What you are asked to do:
Copy the lines holding the word "shunt", all of them.

++++ Input ++++

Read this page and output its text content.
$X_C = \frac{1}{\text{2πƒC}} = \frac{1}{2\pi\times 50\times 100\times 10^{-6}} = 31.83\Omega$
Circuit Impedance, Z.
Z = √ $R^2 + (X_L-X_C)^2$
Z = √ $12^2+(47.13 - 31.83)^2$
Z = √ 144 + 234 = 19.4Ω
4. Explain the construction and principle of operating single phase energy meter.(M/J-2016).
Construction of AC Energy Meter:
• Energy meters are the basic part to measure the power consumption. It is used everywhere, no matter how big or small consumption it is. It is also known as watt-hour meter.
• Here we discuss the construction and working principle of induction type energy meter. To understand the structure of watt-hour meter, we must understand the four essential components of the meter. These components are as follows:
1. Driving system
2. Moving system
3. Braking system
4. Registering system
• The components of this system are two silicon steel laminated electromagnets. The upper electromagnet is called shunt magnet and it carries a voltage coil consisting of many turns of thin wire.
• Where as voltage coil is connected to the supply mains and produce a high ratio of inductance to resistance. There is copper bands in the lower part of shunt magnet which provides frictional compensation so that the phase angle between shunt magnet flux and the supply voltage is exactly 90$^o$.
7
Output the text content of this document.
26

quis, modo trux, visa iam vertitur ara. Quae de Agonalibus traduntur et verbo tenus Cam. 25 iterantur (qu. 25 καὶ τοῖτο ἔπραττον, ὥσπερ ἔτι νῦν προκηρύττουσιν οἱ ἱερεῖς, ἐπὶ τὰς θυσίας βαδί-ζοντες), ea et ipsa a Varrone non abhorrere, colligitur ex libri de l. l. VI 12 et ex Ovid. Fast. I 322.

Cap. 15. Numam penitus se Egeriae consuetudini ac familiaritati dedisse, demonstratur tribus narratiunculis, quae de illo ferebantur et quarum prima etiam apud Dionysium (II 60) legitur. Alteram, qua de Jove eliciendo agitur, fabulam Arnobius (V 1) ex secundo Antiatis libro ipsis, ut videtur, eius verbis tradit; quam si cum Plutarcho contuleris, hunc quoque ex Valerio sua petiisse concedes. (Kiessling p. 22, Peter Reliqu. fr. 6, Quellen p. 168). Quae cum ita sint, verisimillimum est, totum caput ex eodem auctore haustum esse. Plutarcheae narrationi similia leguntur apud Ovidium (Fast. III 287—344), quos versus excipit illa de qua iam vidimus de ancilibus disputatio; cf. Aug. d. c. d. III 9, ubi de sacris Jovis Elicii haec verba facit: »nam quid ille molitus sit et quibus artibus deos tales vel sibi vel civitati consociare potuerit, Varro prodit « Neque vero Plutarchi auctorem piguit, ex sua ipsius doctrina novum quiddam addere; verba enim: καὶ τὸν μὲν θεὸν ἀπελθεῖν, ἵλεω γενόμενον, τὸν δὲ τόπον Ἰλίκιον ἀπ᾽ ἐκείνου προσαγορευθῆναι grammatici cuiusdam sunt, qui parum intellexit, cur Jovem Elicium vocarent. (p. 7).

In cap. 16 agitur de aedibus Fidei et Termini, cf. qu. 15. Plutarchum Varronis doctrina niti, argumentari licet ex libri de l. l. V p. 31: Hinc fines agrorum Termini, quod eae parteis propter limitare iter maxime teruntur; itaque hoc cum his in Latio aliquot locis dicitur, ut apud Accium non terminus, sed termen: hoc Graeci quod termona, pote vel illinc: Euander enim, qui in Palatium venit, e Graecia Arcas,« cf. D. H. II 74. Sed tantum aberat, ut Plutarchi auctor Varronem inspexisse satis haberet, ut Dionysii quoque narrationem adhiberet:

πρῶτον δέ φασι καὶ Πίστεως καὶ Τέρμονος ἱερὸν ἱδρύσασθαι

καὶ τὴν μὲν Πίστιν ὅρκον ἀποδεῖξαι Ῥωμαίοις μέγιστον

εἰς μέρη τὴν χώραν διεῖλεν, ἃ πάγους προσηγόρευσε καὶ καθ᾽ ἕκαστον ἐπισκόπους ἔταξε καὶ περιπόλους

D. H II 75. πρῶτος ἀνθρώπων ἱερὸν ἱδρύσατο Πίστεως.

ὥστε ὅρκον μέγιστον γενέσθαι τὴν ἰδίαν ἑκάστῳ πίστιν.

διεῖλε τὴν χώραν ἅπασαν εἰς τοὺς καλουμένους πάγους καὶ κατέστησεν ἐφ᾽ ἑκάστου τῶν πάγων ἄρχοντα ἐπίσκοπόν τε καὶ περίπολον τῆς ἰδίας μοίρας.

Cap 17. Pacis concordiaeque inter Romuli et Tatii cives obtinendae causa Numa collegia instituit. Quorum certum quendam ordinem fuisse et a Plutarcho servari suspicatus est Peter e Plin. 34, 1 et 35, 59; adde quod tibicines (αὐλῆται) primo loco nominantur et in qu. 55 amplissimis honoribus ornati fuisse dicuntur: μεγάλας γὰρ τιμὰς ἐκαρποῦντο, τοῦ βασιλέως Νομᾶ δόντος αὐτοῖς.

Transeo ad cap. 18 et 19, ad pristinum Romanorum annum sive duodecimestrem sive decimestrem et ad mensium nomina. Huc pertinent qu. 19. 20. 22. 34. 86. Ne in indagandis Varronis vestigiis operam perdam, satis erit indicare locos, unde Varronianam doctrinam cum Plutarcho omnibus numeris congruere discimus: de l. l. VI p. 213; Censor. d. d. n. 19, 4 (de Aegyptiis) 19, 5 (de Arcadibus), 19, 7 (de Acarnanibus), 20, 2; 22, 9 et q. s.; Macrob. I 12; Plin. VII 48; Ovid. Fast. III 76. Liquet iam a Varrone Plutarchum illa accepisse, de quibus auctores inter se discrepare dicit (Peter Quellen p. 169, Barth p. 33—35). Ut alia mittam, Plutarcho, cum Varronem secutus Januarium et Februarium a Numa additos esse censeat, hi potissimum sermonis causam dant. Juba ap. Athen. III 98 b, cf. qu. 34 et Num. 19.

++++

Reply:
• The components of this system are two silicon steel laminated electromagnets. The upper electromagnet is called shunt magnet and it carries a voltage coil consisting of many turns of thin wire.
• Where as voltage coil is connected to the supply mains and produce a high ratio of inductance to resistance. There is copper bands in the lower part of shunt magnet which provides frictional compensation so that the phase angle between shunt magnet flux and the supply voltage is exactly 90$^o$.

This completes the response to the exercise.